** BEGIN Data lines **

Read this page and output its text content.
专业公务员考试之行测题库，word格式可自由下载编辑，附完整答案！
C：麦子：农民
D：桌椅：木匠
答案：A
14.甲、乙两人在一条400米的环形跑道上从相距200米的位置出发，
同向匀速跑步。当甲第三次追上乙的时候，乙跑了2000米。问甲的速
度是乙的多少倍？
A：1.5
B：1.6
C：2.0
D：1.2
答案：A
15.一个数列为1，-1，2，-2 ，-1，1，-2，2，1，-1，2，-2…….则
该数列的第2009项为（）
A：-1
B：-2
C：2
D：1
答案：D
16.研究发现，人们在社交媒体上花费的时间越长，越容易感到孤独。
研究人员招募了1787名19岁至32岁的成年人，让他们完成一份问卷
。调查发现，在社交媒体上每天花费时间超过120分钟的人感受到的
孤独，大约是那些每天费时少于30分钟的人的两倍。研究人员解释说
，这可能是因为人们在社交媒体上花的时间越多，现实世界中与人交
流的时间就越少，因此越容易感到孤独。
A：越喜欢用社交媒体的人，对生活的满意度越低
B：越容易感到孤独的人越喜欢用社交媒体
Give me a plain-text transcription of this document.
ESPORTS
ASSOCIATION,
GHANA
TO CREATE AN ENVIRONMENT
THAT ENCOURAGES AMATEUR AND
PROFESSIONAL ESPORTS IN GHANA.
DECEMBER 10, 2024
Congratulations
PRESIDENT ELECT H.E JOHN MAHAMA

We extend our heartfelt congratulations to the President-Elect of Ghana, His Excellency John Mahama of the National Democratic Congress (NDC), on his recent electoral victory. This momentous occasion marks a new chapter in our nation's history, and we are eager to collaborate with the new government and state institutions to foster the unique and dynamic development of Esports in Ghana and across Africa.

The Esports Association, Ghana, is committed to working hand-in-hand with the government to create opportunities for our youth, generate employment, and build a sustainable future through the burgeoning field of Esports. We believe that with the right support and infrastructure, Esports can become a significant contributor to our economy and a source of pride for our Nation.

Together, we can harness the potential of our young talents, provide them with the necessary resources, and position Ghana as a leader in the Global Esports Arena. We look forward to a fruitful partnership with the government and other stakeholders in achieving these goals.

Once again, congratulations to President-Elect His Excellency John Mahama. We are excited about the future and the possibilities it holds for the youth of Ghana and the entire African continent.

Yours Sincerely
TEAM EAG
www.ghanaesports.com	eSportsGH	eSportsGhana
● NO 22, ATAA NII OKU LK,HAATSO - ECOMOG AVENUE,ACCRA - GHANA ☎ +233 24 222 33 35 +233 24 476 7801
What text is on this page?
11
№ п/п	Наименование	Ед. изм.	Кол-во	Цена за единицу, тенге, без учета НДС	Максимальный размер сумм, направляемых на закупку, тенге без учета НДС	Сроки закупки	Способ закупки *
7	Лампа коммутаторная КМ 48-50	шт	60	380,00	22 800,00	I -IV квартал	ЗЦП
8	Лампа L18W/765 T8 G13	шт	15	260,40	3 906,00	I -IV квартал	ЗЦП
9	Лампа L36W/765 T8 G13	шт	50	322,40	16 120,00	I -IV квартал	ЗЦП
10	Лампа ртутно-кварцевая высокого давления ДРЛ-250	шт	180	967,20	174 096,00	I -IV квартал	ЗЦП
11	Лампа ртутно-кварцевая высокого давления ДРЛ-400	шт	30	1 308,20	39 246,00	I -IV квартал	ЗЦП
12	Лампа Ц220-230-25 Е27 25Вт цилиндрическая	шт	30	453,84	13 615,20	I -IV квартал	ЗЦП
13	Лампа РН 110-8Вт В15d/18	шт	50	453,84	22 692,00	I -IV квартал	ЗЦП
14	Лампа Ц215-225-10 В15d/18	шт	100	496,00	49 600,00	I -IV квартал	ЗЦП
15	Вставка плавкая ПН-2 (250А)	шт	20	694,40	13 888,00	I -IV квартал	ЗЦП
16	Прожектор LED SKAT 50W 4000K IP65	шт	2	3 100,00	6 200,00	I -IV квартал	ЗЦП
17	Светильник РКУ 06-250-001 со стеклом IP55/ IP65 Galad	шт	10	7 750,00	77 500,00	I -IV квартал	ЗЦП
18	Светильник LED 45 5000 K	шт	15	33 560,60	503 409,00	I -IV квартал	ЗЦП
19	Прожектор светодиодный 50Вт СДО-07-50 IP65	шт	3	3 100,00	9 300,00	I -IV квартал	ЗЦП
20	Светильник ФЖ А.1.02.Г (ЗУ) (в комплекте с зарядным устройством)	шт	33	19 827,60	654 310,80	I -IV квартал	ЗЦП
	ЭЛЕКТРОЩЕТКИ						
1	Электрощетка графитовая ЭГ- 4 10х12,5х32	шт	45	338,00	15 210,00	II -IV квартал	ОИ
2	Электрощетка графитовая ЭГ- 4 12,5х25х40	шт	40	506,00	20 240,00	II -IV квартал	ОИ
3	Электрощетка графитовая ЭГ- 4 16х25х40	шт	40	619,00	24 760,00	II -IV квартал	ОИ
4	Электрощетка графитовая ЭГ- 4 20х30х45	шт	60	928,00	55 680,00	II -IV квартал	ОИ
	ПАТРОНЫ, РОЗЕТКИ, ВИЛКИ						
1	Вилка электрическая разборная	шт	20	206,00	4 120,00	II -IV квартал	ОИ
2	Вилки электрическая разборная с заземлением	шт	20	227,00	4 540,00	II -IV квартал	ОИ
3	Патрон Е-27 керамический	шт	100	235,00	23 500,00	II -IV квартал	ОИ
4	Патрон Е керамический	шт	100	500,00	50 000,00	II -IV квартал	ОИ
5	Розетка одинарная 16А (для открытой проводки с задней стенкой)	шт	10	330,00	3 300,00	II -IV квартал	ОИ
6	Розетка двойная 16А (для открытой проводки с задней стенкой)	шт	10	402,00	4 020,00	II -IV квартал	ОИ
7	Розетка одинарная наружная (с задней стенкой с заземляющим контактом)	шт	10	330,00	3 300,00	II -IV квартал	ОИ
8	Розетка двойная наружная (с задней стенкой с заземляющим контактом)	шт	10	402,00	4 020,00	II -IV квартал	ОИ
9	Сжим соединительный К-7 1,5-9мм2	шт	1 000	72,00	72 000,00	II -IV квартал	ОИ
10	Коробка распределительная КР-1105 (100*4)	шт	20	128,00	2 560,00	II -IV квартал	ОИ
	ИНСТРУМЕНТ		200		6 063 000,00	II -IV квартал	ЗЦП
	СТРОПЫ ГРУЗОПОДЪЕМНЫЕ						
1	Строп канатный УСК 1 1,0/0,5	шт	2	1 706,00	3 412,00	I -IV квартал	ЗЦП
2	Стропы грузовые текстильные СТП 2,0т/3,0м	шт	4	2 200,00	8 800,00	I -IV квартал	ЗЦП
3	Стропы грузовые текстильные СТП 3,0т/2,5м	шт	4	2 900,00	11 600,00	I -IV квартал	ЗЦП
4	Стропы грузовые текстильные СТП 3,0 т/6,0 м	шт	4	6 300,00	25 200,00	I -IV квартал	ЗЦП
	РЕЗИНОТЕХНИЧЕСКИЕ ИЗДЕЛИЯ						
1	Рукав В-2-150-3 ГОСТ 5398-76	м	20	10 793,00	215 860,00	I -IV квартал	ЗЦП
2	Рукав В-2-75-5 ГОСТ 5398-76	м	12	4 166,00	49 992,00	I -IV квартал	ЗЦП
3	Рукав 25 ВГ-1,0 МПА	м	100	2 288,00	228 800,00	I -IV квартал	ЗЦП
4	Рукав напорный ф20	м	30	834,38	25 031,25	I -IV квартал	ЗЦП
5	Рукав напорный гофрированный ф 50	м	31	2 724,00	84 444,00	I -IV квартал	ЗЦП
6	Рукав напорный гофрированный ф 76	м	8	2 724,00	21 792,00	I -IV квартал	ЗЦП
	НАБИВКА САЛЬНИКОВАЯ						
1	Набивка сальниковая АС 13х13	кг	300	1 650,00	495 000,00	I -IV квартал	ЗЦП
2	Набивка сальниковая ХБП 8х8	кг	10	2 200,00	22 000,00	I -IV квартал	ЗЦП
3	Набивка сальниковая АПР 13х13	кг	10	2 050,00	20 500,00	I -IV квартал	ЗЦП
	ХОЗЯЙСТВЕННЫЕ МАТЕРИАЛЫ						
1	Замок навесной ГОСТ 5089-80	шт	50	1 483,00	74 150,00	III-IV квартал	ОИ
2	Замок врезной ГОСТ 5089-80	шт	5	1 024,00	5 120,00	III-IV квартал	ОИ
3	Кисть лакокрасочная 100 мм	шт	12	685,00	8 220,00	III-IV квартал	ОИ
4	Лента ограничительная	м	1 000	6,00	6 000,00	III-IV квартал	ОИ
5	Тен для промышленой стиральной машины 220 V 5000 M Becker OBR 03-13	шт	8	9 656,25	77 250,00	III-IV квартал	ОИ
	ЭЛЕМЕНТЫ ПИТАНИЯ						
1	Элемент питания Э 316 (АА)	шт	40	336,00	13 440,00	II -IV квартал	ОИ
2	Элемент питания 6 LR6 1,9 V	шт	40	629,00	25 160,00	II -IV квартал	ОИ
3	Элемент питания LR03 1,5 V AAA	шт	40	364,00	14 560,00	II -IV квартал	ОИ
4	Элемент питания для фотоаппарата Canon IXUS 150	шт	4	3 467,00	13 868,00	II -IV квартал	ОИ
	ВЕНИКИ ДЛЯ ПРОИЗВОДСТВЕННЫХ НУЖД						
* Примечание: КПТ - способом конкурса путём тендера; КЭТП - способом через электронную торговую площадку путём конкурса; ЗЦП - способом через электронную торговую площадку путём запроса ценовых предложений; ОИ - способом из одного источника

** END Data lines **

**Problem:**
In the entries above, identify every line with the string "гофрированный".

**Exercise answer:**
5	Рукав напорный гофрированный ф 50	м	31	2 724,00	84 444,00	I -IV квартал	ЗЦП
6	Рукав напорный гофрированный ф 76	м	8	2 724,00	21 792,00	I -IV квартал	ЗЦП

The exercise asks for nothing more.